- [GIVEN INSTRUCTION] Gather all lines in the entries below that include the word "ylabel".
□ □ □
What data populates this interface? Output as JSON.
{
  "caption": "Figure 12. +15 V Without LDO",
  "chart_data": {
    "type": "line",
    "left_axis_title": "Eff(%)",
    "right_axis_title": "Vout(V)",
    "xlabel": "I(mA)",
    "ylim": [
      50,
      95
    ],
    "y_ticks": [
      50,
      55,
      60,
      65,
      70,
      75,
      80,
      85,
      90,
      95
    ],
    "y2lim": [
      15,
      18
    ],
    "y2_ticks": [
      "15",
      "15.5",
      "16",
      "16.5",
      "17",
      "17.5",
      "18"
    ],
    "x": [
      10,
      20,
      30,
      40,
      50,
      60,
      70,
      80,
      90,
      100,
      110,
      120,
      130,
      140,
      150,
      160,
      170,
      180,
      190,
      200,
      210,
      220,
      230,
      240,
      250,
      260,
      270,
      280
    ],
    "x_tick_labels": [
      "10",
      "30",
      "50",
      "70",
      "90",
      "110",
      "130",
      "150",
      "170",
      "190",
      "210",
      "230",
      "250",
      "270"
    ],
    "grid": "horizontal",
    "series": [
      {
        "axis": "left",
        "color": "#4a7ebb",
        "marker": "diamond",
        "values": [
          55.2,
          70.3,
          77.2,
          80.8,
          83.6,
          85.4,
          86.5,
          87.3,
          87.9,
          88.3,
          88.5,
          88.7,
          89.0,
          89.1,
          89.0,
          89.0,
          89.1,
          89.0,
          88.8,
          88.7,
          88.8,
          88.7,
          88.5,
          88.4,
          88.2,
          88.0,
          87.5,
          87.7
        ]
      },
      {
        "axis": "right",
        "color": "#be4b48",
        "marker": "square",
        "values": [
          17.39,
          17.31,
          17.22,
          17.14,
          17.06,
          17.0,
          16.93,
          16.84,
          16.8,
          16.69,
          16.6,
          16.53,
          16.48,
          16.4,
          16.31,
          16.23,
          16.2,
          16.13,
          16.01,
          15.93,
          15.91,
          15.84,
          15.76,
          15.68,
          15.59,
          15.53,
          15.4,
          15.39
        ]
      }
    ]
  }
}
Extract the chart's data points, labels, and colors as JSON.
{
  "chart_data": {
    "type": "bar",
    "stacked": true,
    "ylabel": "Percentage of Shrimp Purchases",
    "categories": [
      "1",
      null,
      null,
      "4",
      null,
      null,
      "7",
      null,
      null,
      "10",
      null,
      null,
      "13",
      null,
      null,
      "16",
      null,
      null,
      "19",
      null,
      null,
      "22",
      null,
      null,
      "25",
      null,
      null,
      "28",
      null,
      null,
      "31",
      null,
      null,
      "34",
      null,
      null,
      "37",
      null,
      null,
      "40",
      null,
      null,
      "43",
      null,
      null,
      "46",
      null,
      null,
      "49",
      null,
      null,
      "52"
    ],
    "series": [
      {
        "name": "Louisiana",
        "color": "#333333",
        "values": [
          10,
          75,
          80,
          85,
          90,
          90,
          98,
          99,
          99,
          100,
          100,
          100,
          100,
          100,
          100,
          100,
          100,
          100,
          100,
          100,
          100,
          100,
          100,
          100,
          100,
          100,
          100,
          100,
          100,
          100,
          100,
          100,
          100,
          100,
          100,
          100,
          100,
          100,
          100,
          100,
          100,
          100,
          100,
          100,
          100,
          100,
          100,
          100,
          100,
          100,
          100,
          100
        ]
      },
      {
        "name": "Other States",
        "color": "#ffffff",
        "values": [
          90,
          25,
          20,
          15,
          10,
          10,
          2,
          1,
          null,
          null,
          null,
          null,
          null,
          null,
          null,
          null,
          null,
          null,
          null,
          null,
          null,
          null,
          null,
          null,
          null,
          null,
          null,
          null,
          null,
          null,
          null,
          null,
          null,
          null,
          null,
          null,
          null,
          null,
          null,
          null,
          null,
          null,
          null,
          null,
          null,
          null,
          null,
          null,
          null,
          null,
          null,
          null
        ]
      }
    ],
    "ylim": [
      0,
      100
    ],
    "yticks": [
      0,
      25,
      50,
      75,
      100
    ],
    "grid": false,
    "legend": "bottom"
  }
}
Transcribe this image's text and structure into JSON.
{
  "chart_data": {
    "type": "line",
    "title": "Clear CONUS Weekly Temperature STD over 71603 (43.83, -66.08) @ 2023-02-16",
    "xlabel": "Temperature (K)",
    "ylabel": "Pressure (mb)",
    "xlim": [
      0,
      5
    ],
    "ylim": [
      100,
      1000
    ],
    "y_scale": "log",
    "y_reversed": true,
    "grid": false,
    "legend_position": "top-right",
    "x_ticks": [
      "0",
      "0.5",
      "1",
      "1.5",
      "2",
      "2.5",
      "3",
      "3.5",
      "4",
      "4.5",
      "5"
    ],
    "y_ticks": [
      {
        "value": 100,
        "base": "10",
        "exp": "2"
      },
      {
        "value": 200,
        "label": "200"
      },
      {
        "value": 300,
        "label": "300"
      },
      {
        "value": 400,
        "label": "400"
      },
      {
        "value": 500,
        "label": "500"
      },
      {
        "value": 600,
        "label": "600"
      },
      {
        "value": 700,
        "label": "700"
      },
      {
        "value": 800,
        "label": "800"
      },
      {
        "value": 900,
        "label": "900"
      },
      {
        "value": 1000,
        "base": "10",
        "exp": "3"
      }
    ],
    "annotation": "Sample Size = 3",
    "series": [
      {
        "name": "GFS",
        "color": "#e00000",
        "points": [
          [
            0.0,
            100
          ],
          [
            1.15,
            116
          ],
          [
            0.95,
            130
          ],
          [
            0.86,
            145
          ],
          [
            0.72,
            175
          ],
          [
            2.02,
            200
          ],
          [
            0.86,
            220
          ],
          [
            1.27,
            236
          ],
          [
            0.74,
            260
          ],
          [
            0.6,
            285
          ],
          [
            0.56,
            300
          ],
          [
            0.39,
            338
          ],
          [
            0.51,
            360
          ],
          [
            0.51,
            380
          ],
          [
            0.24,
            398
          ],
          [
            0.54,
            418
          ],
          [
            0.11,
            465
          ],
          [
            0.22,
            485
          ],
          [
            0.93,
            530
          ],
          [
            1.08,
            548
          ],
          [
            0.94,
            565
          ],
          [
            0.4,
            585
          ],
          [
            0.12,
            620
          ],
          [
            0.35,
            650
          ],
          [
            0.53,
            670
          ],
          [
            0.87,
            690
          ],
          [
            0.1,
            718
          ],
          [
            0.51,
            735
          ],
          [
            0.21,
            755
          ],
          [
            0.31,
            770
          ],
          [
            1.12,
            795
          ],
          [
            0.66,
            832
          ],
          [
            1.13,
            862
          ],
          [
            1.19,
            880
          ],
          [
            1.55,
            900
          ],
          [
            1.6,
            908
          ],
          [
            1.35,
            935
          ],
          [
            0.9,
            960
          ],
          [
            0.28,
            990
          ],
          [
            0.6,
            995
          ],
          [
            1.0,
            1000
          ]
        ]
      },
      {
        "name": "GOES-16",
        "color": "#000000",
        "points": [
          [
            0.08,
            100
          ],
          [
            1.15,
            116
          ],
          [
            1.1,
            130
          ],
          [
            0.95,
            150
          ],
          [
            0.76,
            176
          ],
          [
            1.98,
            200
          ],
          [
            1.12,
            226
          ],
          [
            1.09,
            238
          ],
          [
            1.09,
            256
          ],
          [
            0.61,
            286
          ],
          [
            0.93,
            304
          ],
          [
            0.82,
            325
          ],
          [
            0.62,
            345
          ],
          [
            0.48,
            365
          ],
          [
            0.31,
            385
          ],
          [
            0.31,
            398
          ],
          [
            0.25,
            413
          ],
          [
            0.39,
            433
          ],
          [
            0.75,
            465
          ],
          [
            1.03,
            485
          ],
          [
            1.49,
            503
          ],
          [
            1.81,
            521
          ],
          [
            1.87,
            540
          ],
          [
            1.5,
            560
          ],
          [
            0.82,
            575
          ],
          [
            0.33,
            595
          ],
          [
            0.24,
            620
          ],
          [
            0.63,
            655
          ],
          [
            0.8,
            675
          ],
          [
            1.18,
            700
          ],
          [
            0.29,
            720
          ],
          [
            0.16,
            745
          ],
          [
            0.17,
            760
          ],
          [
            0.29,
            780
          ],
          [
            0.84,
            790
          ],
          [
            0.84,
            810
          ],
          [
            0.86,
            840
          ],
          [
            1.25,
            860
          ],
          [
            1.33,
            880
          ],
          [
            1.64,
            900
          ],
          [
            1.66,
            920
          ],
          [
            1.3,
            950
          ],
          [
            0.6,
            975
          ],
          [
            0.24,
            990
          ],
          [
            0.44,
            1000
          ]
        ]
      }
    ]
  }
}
□ □ □
- [EXERCISE RESULT]
    "ylabel": "Percentage of Shrimp Purchases",
    "ylabel": "Pressure (mb)",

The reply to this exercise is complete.